◆ Task directions: Look through the records that follow. Copy every line containing the word "जनदर".

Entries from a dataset
————

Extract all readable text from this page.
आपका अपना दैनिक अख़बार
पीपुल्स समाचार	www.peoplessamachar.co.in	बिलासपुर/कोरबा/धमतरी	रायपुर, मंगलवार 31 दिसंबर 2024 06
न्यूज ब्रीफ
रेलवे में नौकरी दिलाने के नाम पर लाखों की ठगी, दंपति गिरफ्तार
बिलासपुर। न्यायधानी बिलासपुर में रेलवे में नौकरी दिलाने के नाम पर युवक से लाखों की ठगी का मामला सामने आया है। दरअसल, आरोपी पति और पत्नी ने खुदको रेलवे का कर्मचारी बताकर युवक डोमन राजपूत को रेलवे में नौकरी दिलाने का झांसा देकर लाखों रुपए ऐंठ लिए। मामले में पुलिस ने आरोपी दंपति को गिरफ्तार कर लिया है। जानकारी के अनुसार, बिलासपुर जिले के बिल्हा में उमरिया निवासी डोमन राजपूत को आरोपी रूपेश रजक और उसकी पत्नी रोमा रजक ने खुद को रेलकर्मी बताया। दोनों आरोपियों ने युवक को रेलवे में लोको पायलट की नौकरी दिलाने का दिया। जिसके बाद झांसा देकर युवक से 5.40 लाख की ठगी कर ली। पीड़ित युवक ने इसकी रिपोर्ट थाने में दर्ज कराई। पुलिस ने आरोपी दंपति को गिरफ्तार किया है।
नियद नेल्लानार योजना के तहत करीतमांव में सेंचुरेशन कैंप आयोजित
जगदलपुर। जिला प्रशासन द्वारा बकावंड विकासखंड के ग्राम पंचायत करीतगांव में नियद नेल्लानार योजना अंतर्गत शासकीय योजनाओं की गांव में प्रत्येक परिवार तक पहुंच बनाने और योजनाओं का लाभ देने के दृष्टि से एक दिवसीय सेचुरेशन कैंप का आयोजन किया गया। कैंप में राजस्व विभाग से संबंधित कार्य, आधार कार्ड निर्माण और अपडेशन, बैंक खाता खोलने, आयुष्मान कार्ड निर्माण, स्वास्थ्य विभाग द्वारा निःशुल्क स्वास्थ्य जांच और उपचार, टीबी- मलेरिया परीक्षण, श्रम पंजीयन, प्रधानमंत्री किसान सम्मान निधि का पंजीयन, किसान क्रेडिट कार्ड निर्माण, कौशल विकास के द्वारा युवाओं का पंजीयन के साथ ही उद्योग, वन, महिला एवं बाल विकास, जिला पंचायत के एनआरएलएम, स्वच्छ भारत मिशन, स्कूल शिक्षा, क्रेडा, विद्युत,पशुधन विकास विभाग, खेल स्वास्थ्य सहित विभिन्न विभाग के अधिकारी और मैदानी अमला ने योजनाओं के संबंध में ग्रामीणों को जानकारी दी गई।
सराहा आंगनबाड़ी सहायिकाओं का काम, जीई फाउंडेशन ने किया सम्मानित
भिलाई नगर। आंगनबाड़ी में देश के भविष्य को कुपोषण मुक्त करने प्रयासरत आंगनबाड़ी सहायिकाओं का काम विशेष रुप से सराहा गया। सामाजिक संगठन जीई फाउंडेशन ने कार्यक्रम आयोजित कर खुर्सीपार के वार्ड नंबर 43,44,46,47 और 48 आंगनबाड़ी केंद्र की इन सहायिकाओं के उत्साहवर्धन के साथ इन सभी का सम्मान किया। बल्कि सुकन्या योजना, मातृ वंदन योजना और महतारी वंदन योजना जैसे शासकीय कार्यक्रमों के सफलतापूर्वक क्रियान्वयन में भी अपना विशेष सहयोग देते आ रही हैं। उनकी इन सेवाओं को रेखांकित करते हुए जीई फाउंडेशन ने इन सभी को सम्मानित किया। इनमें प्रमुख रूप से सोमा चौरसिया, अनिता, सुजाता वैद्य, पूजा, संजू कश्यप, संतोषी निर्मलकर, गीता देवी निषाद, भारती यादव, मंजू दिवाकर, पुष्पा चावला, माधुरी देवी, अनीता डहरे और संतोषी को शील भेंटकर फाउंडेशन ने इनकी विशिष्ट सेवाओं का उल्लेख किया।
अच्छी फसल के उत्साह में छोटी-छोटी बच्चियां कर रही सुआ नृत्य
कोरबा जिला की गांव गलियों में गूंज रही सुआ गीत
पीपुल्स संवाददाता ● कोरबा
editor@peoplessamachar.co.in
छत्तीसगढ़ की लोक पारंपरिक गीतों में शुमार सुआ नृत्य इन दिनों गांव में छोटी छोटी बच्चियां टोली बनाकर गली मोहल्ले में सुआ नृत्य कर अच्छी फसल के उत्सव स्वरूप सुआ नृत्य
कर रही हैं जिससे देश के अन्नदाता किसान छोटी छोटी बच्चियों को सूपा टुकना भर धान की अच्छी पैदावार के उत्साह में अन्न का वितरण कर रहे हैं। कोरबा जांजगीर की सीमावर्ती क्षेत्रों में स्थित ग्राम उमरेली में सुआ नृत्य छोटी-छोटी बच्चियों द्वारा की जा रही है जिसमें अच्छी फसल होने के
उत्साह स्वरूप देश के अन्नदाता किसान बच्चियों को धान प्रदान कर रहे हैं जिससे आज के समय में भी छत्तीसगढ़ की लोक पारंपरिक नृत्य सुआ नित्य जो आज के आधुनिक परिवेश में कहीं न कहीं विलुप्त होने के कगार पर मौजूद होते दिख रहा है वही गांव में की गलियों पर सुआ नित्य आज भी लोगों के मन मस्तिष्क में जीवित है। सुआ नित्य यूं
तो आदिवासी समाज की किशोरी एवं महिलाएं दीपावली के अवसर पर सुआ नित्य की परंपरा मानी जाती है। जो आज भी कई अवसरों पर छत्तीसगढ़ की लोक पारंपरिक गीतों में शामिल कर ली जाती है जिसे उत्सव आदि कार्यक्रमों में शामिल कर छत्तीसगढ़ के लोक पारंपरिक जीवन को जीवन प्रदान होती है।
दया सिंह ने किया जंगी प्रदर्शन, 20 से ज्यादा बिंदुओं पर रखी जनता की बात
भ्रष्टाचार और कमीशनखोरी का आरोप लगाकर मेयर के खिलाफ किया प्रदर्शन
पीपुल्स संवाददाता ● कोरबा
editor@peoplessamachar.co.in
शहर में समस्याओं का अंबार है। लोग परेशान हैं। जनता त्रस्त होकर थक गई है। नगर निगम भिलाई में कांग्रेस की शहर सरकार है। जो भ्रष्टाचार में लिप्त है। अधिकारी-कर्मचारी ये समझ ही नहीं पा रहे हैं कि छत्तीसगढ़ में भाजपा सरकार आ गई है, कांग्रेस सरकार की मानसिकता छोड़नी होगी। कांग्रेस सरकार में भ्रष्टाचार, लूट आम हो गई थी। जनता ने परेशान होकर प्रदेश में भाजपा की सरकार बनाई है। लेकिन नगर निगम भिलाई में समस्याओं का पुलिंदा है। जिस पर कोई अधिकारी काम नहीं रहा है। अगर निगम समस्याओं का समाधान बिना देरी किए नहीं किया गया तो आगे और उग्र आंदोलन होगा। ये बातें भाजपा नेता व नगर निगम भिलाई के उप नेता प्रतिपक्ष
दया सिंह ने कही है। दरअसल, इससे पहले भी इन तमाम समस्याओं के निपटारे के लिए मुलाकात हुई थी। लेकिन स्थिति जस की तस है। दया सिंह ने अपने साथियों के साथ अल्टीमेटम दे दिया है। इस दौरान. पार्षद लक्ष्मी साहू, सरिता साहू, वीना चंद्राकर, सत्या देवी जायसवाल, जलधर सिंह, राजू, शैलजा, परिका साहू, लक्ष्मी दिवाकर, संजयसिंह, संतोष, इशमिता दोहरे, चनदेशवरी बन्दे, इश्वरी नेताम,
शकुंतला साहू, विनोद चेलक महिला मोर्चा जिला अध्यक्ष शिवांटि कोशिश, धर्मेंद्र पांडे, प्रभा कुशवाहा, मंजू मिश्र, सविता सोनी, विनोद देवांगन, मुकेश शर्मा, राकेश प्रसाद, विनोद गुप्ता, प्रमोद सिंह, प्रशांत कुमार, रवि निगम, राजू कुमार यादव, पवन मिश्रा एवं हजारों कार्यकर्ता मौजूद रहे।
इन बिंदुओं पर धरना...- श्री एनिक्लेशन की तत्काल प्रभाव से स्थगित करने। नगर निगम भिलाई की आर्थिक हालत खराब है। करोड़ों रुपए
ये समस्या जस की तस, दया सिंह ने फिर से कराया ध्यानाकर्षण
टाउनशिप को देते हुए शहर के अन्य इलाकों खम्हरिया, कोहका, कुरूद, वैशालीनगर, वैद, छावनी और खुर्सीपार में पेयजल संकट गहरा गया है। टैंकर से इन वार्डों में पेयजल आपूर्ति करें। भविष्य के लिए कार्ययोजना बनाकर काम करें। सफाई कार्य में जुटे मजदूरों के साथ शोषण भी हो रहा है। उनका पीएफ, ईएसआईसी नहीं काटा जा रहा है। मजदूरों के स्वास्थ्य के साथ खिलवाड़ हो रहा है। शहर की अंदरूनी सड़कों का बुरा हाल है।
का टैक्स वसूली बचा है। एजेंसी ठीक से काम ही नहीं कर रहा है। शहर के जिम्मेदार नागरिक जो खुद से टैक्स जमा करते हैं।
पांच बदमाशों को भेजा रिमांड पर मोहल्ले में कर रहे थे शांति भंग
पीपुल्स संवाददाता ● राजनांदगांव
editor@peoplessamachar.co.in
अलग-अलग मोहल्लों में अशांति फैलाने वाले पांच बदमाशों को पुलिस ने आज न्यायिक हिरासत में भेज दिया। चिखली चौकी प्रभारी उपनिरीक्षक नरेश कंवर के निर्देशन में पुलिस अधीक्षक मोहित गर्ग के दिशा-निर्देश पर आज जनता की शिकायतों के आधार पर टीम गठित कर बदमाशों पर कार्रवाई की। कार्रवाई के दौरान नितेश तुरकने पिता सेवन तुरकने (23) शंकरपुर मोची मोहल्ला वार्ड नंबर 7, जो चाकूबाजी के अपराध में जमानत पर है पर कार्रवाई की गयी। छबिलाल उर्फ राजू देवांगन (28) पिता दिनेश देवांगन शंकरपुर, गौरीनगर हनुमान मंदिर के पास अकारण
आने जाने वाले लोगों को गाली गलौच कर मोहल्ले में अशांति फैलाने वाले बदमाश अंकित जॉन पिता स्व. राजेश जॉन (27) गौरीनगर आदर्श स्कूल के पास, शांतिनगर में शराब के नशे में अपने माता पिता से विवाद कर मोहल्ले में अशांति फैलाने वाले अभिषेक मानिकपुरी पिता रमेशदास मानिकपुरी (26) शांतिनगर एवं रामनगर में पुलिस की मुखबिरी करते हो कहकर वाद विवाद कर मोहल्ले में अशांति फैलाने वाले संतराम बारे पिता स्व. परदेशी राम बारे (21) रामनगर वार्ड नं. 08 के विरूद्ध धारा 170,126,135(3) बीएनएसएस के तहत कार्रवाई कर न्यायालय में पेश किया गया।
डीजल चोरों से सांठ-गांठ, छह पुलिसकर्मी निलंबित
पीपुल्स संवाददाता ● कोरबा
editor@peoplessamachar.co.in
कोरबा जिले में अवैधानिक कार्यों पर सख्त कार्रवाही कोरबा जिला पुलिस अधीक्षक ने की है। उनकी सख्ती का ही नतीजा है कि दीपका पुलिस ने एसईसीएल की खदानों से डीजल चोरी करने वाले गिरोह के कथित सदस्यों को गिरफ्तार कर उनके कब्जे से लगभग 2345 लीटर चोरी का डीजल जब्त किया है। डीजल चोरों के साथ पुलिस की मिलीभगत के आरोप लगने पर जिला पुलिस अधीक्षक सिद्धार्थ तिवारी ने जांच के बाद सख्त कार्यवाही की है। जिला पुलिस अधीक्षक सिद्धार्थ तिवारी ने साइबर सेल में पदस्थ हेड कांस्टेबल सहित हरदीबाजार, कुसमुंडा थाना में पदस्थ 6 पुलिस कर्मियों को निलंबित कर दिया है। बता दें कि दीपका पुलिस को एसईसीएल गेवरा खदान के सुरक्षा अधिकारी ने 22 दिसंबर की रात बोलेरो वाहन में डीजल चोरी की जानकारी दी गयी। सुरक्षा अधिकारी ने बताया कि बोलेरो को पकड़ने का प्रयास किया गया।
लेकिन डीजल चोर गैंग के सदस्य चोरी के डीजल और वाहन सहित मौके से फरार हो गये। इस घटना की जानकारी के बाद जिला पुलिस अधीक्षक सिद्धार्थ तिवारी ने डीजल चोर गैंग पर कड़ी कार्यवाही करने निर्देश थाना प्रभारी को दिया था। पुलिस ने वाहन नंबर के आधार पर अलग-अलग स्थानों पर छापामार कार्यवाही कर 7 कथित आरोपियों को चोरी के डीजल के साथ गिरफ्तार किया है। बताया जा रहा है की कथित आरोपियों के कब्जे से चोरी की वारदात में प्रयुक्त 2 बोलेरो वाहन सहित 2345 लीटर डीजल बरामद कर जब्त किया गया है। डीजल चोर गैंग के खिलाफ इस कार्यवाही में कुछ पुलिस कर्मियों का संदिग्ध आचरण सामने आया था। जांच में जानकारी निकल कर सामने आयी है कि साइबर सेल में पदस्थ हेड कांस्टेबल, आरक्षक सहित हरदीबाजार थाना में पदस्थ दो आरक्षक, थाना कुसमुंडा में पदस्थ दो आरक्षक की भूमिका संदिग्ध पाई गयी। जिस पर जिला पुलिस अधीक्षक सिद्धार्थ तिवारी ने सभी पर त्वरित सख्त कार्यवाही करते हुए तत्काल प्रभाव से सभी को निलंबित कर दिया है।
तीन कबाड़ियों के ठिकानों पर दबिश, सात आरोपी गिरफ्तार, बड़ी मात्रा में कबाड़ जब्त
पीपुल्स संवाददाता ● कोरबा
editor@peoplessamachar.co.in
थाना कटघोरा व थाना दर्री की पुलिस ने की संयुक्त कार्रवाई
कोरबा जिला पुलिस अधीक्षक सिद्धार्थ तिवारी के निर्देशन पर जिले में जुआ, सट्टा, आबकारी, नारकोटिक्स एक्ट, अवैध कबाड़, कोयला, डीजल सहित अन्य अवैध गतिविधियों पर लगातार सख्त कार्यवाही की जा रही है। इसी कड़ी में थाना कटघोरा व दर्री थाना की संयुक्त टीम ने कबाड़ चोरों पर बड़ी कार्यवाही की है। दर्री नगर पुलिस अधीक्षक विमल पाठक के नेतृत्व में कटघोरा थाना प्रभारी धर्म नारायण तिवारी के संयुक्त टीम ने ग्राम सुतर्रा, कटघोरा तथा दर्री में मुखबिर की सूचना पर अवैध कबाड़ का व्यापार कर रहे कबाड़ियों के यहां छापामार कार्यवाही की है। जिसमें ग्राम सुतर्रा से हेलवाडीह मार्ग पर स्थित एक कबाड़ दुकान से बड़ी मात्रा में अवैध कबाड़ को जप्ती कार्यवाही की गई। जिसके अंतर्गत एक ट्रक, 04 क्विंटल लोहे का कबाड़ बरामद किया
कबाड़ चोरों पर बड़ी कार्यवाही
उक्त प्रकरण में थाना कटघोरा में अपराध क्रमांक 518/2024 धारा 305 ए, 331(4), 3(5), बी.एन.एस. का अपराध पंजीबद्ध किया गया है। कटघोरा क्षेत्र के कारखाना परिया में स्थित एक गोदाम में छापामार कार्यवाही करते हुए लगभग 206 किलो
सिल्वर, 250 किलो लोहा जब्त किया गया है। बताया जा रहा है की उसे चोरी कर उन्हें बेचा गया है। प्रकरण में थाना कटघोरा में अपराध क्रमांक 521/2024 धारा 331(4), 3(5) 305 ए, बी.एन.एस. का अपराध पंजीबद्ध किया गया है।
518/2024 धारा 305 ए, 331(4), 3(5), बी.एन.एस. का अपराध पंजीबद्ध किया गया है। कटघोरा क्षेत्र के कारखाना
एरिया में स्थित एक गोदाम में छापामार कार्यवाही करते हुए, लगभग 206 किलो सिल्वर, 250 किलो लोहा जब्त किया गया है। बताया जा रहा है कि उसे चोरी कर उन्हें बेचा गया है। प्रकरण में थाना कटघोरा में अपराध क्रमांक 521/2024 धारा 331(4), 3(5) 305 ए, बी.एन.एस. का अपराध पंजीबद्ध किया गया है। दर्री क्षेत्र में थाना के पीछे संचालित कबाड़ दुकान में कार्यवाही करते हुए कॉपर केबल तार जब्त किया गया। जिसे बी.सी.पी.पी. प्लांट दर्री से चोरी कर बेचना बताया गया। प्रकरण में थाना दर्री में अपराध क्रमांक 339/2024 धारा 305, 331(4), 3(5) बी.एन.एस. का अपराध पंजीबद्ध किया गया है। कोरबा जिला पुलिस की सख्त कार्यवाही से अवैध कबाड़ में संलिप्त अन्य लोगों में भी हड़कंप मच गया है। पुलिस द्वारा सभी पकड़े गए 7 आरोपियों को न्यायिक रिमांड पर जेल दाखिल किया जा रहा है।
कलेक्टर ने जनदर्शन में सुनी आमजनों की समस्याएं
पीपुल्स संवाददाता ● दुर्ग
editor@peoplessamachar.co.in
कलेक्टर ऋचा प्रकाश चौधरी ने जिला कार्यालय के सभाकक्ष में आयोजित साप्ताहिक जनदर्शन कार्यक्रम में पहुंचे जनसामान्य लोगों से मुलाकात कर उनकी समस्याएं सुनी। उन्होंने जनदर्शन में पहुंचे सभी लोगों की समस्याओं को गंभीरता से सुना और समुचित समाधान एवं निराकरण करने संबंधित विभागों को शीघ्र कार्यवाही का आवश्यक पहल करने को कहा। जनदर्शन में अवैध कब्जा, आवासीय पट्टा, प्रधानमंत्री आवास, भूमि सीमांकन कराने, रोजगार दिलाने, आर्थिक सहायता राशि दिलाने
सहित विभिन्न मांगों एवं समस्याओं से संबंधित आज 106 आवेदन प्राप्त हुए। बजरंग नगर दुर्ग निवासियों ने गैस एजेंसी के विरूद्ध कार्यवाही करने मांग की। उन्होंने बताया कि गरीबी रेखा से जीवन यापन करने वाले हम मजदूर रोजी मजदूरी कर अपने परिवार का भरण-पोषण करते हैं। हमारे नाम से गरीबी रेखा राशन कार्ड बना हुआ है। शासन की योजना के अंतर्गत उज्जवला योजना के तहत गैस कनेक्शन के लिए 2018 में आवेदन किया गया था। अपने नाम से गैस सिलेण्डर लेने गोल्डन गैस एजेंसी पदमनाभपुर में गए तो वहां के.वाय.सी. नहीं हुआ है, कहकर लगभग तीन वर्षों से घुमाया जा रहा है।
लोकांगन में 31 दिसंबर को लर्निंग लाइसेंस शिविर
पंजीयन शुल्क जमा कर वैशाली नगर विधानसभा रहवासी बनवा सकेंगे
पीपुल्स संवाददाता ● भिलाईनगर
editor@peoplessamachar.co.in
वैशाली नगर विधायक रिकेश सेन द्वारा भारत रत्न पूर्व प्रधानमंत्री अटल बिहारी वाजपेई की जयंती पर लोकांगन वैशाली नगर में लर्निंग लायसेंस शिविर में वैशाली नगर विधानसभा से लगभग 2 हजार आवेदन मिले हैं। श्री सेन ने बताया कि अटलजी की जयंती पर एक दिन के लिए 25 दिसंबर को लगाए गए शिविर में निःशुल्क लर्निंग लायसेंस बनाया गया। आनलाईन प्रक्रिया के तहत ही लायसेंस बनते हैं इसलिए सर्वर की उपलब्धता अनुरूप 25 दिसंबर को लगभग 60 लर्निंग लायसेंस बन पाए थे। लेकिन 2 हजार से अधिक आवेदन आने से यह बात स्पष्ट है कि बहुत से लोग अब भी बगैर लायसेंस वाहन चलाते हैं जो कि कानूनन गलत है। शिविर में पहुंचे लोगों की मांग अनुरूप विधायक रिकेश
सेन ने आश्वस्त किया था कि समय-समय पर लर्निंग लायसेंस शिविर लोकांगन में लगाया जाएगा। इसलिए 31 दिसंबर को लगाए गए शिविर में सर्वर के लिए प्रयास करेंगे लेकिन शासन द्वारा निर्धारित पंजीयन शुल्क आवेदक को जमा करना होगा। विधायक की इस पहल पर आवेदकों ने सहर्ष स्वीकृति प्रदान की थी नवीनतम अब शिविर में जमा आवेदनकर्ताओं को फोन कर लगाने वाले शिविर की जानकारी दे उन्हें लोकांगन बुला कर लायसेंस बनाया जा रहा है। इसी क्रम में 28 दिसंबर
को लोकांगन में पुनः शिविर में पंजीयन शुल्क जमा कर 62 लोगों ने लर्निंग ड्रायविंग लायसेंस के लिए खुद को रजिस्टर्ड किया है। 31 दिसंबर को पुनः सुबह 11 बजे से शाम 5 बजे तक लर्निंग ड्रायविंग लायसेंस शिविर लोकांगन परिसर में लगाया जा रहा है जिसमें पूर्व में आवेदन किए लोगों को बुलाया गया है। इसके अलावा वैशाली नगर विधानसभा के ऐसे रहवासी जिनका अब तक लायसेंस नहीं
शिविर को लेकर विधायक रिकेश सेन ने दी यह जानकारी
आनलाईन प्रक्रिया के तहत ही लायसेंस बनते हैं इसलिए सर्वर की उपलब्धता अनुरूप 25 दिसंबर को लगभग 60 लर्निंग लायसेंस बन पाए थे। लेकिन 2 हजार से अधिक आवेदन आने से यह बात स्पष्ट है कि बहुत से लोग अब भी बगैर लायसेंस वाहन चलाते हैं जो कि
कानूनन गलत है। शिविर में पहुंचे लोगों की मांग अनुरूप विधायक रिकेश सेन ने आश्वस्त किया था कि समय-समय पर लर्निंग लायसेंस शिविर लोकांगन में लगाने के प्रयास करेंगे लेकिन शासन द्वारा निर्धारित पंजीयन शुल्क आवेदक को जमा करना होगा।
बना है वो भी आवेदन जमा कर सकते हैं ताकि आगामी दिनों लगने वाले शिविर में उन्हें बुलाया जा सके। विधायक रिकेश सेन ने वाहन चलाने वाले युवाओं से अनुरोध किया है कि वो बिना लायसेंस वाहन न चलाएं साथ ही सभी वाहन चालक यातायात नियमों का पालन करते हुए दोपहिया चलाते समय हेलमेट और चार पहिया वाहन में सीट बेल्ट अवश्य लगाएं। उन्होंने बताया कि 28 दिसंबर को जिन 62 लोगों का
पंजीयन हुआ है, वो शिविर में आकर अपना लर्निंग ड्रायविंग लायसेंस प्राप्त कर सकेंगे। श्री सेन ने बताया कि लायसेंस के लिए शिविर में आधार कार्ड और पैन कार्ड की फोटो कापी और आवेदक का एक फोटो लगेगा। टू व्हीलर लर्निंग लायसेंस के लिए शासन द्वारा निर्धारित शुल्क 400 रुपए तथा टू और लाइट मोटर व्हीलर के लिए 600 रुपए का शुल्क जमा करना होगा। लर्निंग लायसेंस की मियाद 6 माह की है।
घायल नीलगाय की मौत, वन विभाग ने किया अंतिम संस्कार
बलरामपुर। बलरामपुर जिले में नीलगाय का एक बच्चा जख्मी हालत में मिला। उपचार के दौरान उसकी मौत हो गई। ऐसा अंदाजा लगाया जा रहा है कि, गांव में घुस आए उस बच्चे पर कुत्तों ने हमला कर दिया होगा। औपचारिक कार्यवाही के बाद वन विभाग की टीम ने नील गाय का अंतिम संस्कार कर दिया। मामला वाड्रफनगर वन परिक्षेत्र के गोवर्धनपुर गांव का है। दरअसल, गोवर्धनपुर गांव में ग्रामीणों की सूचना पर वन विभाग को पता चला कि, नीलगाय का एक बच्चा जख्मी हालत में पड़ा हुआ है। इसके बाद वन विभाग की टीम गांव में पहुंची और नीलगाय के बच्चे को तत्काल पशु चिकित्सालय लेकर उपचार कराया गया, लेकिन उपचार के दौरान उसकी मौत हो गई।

————

◆ Task result:
कलेक्टर ने जनदर्शन में सुनी आमजनों की समस्याएं
कलेक्टर ऋचा प्रकाश चौधरी ने जिला कार्यालय के सभाकक्ष में आयोजित साप्ताहिक जनदर्शन कार्यक्रम में पहुंचे जनसामान्य लोगों से मुलाकात कर उनकी समस्याएं सुनी। उन्होंने जनदर्शन में पहुंचे सभी लोगों की समस्याओं को गंभीरता से सुना और समुचित समाधान एवं निराकरण करने संबंधित विभागों को शीघ्र कार्यवाही का आवश्यक पहल करने को कहा। जनदर्शन में अवैध कब्जा, आवासीय पट्टा, प्रधानमंत्री आवास, भूमि सीमांकन कराने, रोजगार दिलाने, आर्थिक सहायता राशि दिलाने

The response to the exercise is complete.